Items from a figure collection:
%%

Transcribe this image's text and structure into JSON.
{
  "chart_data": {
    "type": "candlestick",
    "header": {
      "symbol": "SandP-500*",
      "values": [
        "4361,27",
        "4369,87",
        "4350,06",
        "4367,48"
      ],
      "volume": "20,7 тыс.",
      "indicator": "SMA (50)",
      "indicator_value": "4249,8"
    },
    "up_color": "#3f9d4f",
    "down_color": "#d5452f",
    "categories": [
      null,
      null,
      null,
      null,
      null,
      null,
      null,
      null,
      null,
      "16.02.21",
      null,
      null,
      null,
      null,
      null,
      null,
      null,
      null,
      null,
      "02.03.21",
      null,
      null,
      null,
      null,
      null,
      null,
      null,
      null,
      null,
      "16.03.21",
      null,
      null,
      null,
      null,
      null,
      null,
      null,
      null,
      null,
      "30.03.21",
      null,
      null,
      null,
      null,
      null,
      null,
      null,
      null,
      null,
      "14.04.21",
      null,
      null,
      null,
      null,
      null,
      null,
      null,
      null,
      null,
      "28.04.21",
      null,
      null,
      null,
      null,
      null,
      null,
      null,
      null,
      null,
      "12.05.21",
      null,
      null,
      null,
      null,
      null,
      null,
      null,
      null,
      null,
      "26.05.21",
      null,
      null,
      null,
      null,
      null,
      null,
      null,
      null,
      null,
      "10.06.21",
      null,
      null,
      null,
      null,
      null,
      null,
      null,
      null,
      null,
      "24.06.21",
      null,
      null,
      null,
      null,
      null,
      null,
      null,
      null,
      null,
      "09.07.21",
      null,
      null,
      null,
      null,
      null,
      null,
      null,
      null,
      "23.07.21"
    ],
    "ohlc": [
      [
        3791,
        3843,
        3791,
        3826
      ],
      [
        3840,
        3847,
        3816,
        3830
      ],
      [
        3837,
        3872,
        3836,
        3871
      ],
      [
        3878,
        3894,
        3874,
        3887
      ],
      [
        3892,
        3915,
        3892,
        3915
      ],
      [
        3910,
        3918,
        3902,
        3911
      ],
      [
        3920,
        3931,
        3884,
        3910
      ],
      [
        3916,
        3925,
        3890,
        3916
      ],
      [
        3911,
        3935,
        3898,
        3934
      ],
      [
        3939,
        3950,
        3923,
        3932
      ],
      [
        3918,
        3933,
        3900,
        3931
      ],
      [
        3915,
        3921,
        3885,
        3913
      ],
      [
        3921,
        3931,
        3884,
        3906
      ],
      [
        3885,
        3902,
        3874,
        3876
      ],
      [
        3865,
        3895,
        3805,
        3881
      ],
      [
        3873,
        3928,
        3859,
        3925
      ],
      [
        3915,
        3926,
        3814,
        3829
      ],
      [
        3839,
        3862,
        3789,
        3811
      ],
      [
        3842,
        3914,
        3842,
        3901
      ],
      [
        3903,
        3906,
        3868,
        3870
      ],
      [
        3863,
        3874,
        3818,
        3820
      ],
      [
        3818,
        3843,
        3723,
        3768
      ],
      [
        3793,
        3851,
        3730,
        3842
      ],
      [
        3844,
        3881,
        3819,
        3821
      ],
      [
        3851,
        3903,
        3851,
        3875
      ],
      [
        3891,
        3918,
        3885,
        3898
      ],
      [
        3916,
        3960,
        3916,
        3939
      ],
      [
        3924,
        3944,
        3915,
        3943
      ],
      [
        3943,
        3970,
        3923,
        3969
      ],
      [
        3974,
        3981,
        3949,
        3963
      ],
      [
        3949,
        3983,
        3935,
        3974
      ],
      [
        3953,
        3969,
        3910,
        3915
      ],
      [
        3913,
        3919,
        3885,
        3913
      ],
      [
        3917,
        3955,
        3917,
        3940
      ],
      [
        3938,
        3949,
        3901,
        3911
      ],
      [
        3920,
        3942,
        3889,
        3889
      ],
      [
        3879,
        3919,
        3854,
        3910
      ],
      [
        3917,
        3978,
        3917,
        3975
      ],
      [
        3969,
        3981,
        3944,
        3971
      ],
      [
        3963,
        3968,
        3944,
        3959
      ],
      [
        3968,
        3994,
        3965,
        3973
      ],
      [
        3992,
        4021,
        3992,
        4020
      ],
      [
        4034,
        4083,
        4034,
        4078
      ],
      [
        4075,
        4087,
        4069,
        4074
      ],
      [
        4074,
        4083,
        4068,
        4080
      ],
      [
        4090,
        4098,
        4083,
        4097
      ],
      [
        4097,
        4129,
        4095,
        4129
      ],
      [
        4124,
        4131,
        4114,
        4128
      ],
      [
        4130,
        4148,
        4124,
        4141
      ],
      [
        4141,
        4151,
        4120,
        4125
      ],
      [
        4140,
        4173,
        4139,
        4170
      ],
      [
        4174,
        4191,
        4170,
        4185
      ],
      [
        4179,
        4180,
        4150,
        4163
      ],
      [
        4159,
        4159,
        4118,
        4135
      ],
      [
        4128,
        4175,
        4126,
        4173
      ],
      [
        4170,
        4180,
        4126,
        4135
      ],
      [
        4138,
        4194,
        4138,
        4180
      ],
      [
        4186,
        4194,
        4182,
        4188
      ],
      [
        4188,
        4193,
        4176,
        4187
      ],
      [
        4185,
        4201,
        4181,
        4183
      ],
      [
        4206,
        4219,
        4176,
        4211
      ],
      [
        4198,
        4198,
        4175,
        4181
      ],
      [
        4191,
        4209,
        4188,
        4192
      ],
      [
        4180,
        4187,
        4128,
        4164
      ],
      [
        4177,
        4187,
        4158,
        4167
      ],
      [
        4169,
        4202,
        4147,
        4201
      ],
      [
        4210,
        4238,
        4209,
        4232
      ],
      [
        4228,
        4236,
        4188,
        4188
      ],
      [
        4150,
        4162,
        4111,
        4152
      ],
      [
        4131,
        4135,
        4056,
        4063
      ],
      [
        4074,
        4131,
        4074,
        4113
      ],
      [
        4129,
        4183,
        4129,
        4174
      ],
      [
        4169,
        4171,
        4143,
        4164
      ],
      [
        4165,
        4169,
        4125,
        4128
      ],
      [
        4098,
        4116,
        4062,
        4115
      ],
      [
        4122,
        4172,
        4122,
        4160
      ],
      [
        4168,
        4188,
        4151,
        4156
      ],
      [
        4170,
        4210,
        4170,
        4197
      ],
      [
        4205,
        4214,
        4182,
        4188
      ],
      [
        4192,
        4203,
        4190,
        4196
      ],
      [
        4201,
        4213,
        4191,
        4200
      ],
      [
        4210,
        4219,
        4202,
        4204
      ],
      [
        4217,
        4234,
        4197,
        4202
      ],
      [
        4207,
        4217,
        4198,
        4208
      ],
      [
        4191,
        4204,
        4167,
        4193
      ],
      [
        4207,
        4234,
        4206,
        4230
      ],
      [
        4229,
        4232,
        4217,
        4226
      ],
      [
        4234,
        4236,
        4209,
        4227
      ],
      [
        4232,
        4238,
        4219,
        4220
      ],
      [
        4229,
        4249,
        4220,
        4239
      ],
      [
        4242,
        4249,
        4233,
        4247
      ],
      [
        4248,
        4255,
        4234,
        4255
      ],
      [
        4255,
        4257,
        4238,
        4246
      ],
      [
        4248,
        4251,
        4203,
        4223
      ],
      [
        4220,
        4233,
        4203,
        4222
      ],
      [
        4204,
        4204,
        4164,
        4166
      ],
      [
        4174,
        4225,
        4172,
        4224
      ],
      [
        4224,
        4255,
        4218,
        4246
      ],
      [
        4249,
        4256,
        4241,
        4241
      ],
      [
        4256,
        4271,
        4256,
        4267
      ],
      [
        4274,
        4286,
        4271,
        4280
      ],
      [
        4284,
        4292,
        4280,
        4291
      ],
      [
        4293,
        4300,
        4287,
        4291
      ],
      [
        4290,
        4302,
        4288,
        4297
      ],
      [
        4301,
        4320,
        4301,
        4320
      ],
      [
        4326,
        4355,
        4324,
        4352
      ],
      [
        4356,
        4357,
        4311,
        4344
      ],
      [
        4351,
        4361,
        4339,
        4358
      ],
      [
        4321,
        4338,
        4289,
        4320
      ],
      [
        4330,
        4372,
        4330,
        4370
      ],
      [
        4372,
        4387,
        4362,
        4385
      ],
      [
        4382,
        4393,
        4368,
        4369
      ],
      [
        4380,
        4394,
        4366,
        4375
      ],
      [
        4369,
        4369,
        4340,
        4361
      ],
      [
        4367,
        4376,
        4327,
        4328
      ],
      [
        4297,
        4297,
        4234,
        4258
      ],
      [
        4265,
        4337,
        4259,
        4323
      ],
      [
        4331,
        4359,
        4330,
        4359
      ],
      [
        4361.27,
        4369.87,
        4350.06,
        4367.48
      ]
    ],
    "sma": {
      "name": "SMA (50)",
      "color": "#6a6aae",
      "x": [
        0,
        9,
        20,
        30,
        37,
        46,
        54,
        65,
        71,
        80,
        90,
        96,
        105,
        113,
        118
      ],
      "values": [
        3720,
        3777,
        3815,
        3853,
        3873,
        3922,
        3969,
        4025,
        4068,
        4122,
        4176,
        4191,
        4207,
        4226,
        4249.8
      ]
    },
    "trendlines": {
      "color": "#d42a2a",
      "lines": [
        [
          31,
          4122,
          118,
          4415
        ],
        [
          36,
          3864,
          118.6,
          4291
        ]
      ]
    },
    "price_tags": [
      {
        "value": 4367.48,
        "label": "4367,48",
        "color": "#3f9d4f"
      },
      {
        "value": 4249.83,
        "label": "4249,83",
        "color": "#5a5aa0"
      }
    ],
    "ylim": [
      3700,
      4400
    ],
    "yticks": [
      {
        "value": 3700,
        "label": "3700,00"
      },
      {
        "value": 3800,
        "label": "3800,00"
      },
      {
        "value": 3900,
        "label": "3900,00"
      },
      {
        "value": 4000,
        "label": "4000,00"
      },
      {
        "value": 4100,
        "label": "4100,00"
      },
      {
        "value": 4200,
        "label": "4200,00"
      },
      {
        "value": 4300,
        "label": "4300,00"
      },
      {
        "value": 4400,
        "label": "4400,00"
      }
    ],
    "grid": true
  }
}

%%

Each line in the entries above that includes the string "label" should be extracted.

        "label": "4367,48",
        "label": "4249,83",
        "label": "3700,00"
        "label": "3800,00"
        "label": "3900,00"
        "label": "4000,00"
        "label": "4100,00"
        "label": "4200,00"
        "label": "4300,00"
        "label": "4400,00"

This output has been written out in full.